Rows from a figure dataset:
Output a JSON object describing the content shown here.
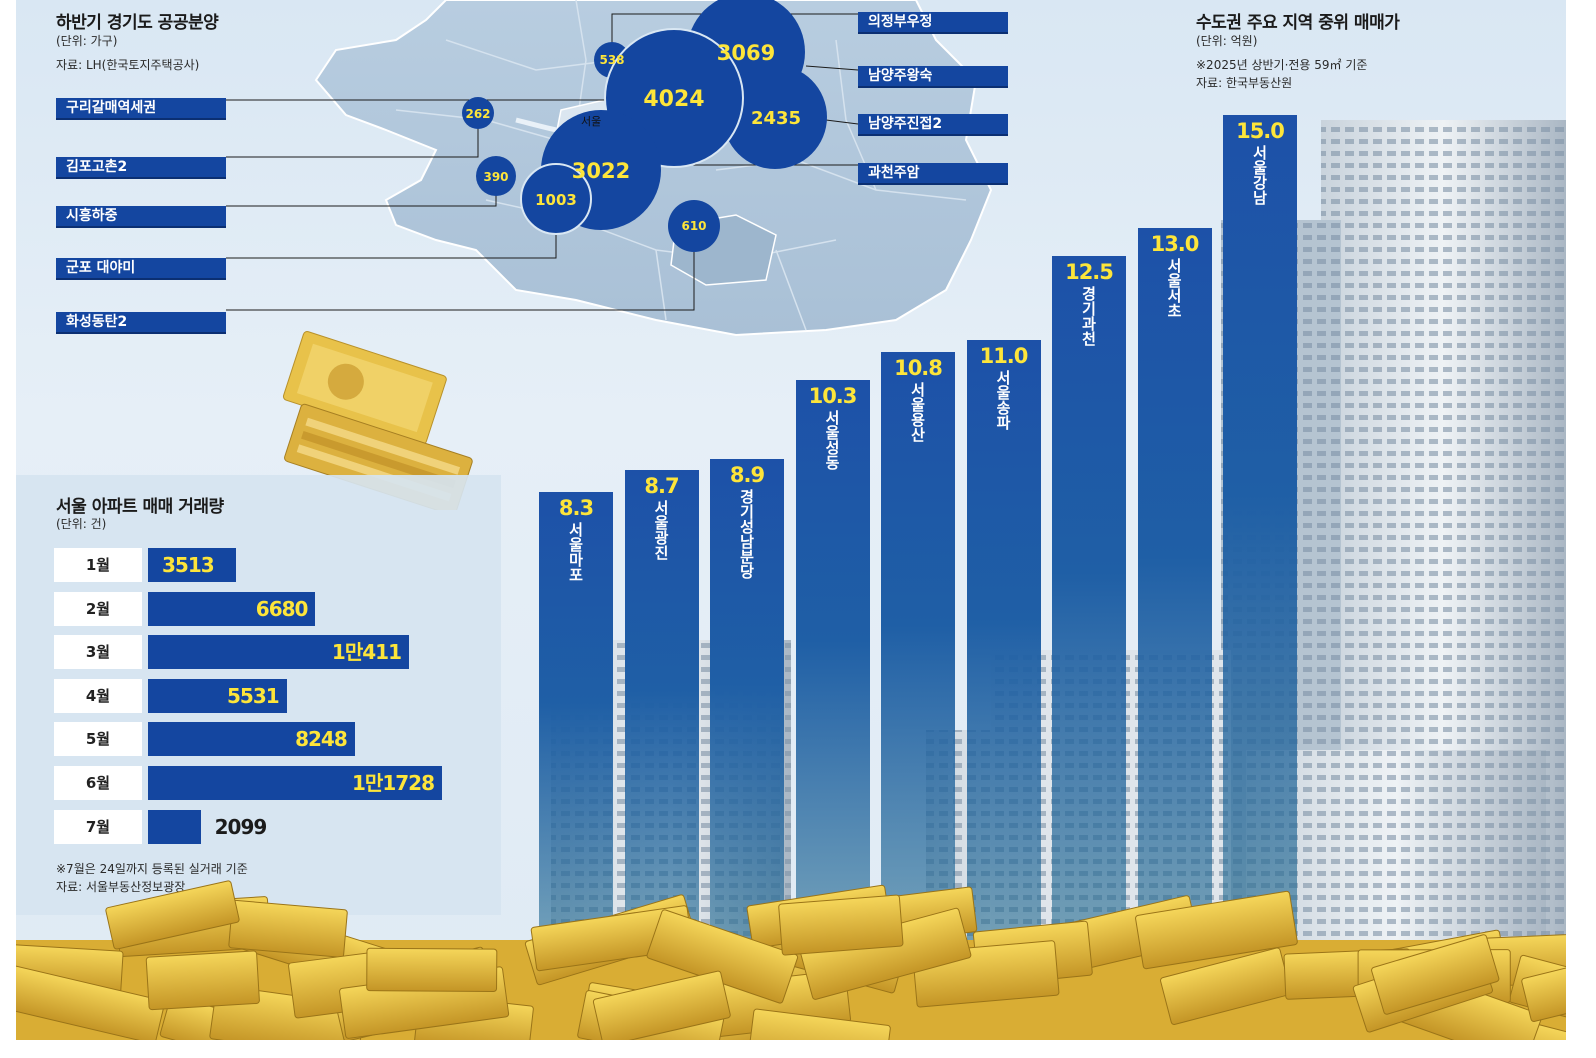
{
  "map_section": {
    "title": "하반기 경기도 공공분양",
    "unit": "(단위: 가구)",
    "source": "자료: LH(한국토지주택공사)",
    "seoul_label": "서울"
  },
  "price_section": {
    "title": "수도권 주요 지역 중위 매매가",
    "unit": "(단위: 억원)",
    "note": "※2025년 상반기·전용 59㎡ 기준",
    "source": "자료: 한국부동산원"
  },
  "volume_section": {
    "title": "서울 아파트 매매 거래량",
    "unit": "(단위: 건)",
    "note": "※7월은 24일까지 등록된 실거래 기준",
    "source": "자료: 서울부동산정보광장"
  },
  "colors": {
    "accent": "#1446a0",
    "value_yellow": "#fde53a"
  },
  "chart_data": [
    {
      "type": "scatter",
      "title": "하반기 경기도 공공분양",
      "unit": "가구",
      "points": [
        {
          "name": "의정부우정",
          "value": 538,
          "value_label": "538"
        },
        {
          "name": "남양주왕숙",
          "value": 3069,
          "value_label": "3069"
        },
        {
          "name": "구리갈매역세권",
          "value": 4024,
          "value_label": "4024"
        },
        {
          "name": "남양주진접2",
          "value": 2435,
          "value_label": "2435"
        },
        {
          "name": "김포고촌2",
          "value": 262,
          "value_label": "262"
        },
        {
          "name": "과천주암",
          "value": 3022,
          "value_label": "3022"
        },
        {
          "name": "시흥하중",
          "value": 390,
          "value_label": "390"
        },
        {
          "name": "군포 대야미",
          "value": 1003,
          "value_label": "1003"
        },
        {
          "name": "화성동탄2",
          "value": 610,
          "value_label": "610"
        }
      ],
      "display_labels": [
        "의정부우정",
        "남양주왕숙",
        "구리갈매역세권",
        "남양주진접2",
        "김포고촌2",
        "과천주암",
        "시흥하중",
        "군포 대야미",
        "화성동탄2"
      ]
    },
    {
      "type": "bar",
      "title": "수도권 주요 지역 중위 매매가",
      "unit": "억원",
      "categories": [
        "서울 마포",
        "서울 광진",
        "경기 성남 분당",
        "서울 성동",
        "서울 용산",
        "서울 송파",
        "경기 과천",
        "서울 서초",
        "서울 강남"
      ],
      "values": [
        8.3,
        8.7,
        8.9,
        10.3,
        10.8,
        11.0,
        12.5,
        13.0,
        15.0
      ],
      "value_labels": [
        "8.3",
        "8.7",
        "8.9",
        "10.3",
        "10.8",
        "11.0",
        "12.5",
        "13.0",
        "15.0"
      ],
      "name_labels": [
        "서울마포",
        "서울광진",
        "경기성남분당",
        "서울성동",
        "서울용산",
        "서울송파",
        "경기과천",
        "서울서초",
        "서울강남"
      ]
    },
    {
      "type": "bar",
      "orientation": "horizontal",
      "title": "서울 아파트 매매 거래량",
      "unit": "건",
      "categories": [
        "1월",
        "2월",
        "3월",
        "4월",
        "5월",
        "6월",
        "7월"
      ],
      "values": [
        3513,
        6680,
        10411,
        5531,
        8248,
        11728,
        2099
      ],
      "value_labels": [
        "3513",
        "6680",
        "1만411",
        "5531",
        "8248",
        "1만1728",
        "2099"
      ]
    }
  ]
}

#### Exercise details
Select and copy every line from the records that includes the word "source".

#### Response for this exercise
    "source": "자료: LH(한국토지주택공사)",
    "source": "자료: 한국부동산원"
    "source": "자료: 서울부동산정보광장"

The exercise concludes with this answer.